**EXERCISE PROMPT:**
Your task is to transcribe all of the records exactly and leave out the pictures.

[Saved entries]
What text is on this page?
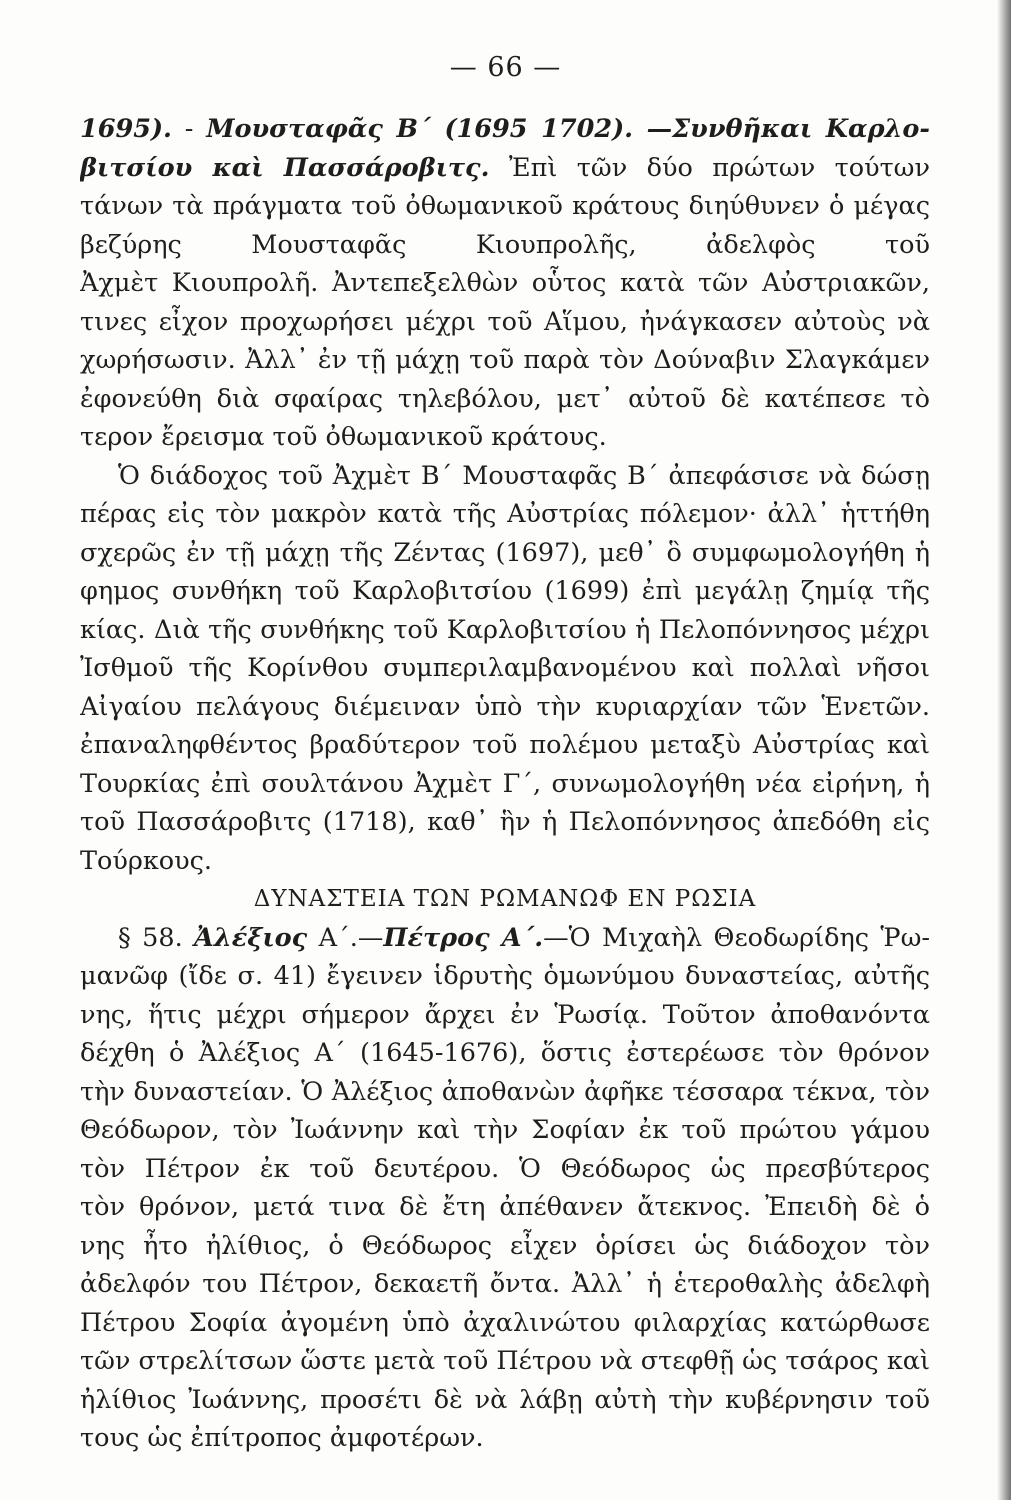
— 66 —
1695). - Μουσταφᾶς Β΄ (1695 1702). —Συνθῆκαι Καρλο-
βιτσίου καὶ Πασσάροβιτς. Ἐπὶ τῶν δύο πρώτων τούτων
τάνων τὰ πράγματα τοῦ ὀθωμανικοῦ κράτους διηύθυνεν ὁ μέγας
βεζύρης Μουσταφᾶς Κιουπρολῆς, ἀδελφὸς τοῦ
Ἀχμὲτ Κιουπρολῆ. Ἀντεπεξελθὼν οὗτος κατὰ τῶν Αὐστριακῶν,
τινες εἶχον προχωρήσει μέχρι τοῦ Αἵμου, ἠνάγκασεν αὐτοὺς νὰ
χωρήσωσιν. Ἀλλ᾽ ἐν τῇ μάχῃ τοῦ παρὰ τὸν Δούναβιν Σλαγκάμεν
ἐφονεύθη διὰ σφαίρας τηλεβόλου, μετ᾽ αὐτοῦ δὲ κατέπεσε τὸ
τερον ἔρεισμα τοῦ ὀθωμανικοῦ κράτους.
Ὁ διάδοχος τοῦ Ἀχμὲτ Β΄ Μουσταφᾶς Β΄ ἀπεφάσισε νὰ δώσῃ
πέρας εἰς τὸν μακρὸν κατὰ τῆς Αὐστρίας πόλεμον· ἀλλ᾽ ἡττήθη
σχερῶς ἐν τῇ μάχῃ τῆς Ζέντας (1697), μεθ᾽ ὃ συμφωμολογήθη ἡ
φημος συνθήκη τοῦ Καρλοβιτσίου (1699) ἐπὶ μεγάλῃ ζημίᾳ τῆς
κίας. Διὰ τῆς συνθήκης τοῦ Καρλοβιτσίου ἡ Πελοπόννησος μέχρι
Ἰσθμοῦ τῆς Κορίνθου συμπεριλαμβανομένου καὶ πολλαὶ νῆσοι
Αἰγαίου πελάγους διέμειναν ὑπὸ τὴν κυριαρχίαν τῶν Ἑνετῶν.
ἐπαναληφθέντος βραδύτερον τοῦ πολέμου μεταξὺ Αὐστρίας καὶ
Τουρκίας ἐπὶ σουλτάνου Ἀχμὲτ Γ΄, συνωμολογήθη νέα εἰρήνη, ἡ
τοῦ Πασσάροβιτς (1718), καθ᾽ ἣν ἡ Πελοπόννησος ἀπεδόθη εἰς
Τούρκους.
ΔΥΝΑΣΤΕΙΑ ΤΩΝ ΡΩΜΑΝΩΦ ΕΝ ΡΩΣΙΑ
§ 58. Ἀλέξιος Α΄.—Πέτρος Α΄.—Ὁ Μιχαὴλ Θεοδωρίδης Ῥω-
μανῶφ (ἴδε σ. 41) ἔγεινεν ἱδρυτὴς ὁμωνύμου δυναστείας, αὐτῆς
νης, ἥτις μέχρι σήμερον ἄρχει ἐν Ῥωσίᾳ. Τοῦτον ἀποθανόντα
δέχθη ὁ Ἀλέξιος Α΄ (1645-1676), ὅστις ἐστερέωσε τὸν θρόνον
τὴν δυναστείαν. Ὁ Ἀλέξιος ἀποθανὼν ἀφῆκε τέσσαρα τέκνα, τὸν
Θεόδωρον, τὸν Ἰωάννην καὶ τὴν Σοφίαν ἐκ τοῦ πρώτου γάμου
τὸν Πέτρον ἐκ τοῦ δευτέρου. Ὁ Θεόδωρος ὡς πρεσβύτερος
τὸν θρόνον, μετά τινα δὲ ἔτη ἀπέθανεν ἄτεκνος. Ἐπειδὴ δὲ ὁ
νης ἦτο ἠλίθιος, ὁ Θεόδωρος εἶχεν ὁρίσει ὡς διάδοχον τὸν
ἀδελφόν του Πέτρον, δεκαετῆ ὄντα. Ἀλλ᾽ ἡ ἑτεροθαλὴς ἀδελφὴ
Πέτρου Σοφία ἀγομένη ὑπὸ ἀχαλινώτου φιλαρχίας κατώρθωσε
τῶν στρελίτσων ὥστε μετὰ τοῦ Πέτρου νὰ στεφθῇ ὡς τσάρος καὶ
ἠλίθιος Ἰωάννης, προσέτι δὲ νὰ λάβῃ αὐτὴ τὴν κυβέρνησιν τοῦ
τους ὡς ἐπίτροπος ἀμφοτέρων.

**SOLUTION TO THE PROBLEM:**
What text is on this page?
— 66 —
1695). - Μουσταφᾶς Β΄ (1695 1702). —Συνθῆκαι Καρλο-
βιτσίου καὶ Πασσάροβιτς. Ἐπὶ τῶν δύο πρώτων τούτων
τάνων τὰ πράγματα τοῦ ὀθωμανικοῦ κράτους διηύθυνεν ὁ μέγας
βεζύρης Μουσταφᾶς Κιουπρολῆς, ἀδελφὸς τοῦ
Ἀχμὲτ Κιουπρολῆ. Ἀντεπεξελθὼν οὗτος κατὰ τῶν Αὐστριακῶν,
τινες εἶχον προχωρήσει μέχρι τοῦ Αἵμου, ἠνάγκασεν αὐτοὺς νὰ
χωρήσωσιν. Ἀλλ᾽ ἐν τῇ μάχῃ τοῦ παρὰ τὸν Δούναβιν Σλαγκάμεν
ἐφονεύθη διὰ σφαίρας τηλεβόλου, μετ᾽ αὐτοῦ δὲ κατέπεσε τὸ
τερον ἔρεισμα τοῦ ὀθωμανικοῦ κράτους.
Ὁ διάδοχος τοῦ Ἀχμὲτ Β΄ Μουσταφᾶς Β΄ ἀπεφάσισε νὰ δώσῃ
πέρας εἰς τὸν μακρὸν κατὰ τῆς Αὐστρίας πόλεμον· ἀλλ᾽ ἡττήθη
σχερῶς ἐν τῇ μάχῃ τῆς Ζέντας (1697), μεθ᾽ ὃ συμφωμολογήθη ἡ
φημος συνθήκη τοῦ Καρλοβιτσίου (1699) ἐπὶ μεγάλῃ ζημίᾳ τῆς
κίας. Διὰ τῆς συνθήκης τοῦ Καρλοβιτσίου ἡ Πελοπόννησος μέχρι
Ἰσθμοῦ τῆς Κορίνθου συμπεριλαμβανομένου καὶ πολλαὶ νῆσοι
Αἰγαίου πελάγους διέμειναν ὑπὸ τὴν κυριαρχίαν τῶν Ἑνετῶν.
ἐπαναληφθέντος βραδύτερον τοῦ πολέμου μεταξὺ Αὐστρίας καὶ
Τουρκίας ἐπὶ σουλτάνου Ἀχμὲτ Γ΄, συνωμολογήθη νέα εἰρήνη, ἡ
τοῦ Πασσάροβιτς (1718), καθ᾽ ἣν ἡ Πελοπόννησος ἀπεδόθη εἰς
Τούρκους.
ΔΥΝΑΣΤΕΙΑ ΤΩΝ ΡΩΜΑΝΩΦ ΕΝ ΡΩΣΙΑ
§ 58. Ἀλέξιος Α΄.—Πέτρος Α΄.—Ὁ Μιχαὴλ Θεοδωρίδης Ῥω-
μανῶφ (ἴδε σ. 41) ἔγεινεν ἱδρυτὴς ὁμωνύμου δυναστείας, αὐτῆς
νης, ἥτις μέχρι σήμερον ἄρχει ἐν Ῥωσίᾳ. Τοῦτον ἀποθανόντα
δέχθη ὁ Ἀλέξιος Α΄ (1645-1676), ὅστις ἐστερέωσε τὸν θρόνον
τὴν δυναστείαν. Ὁ Ἀλέξιος ἀποθανὼν ἀφῆκε τέσσαρα τέκνα, τὸν
Θεόδωρον, τὸν Ἰωάννην καὶ τὴν Σοφίαν ἐκ τοῦ πρώτου γάμου
τὸν Πέτρον ἐκ τοῦ δευτέρου. Ὁ Θεόδωρος ὡς πρεσβύτερος
τὸν θρόνον, μετά τινα δὲ ἔτη ἀπέθανεν ἄτεκνος. Ἐπειδὴ δὲ ὁ
νης ἦτο ἠλίθιος, ὁ Θεόδωρος εἶχεν ὁρίσει ὡς διάδοχον τὸν
ἀδελφόν του Πέτρον, δεκαετῆ ὄντα. Ἀλλ᾽ ἡ ἑτεροθαλὴς ἀδελφὴ
Πέτρου Σοφία ἀγομένη ὑπὸ ἀχαλινώτου φιλαρχίας κατώρθωσε
τῶν στρελίτσων ὥστε μετὰ τοῦ Πέτρου νὰ στεφθῇ ὡς τσάρος καὶ
ἠλίθιος Ἰωάννης, προσέτι δὲ νὰ λάβῃ αὐτὴ τὴν κυβέρνησιν τοῦ
τους ὡς ἐπίτροπος ἀμφοτέρων.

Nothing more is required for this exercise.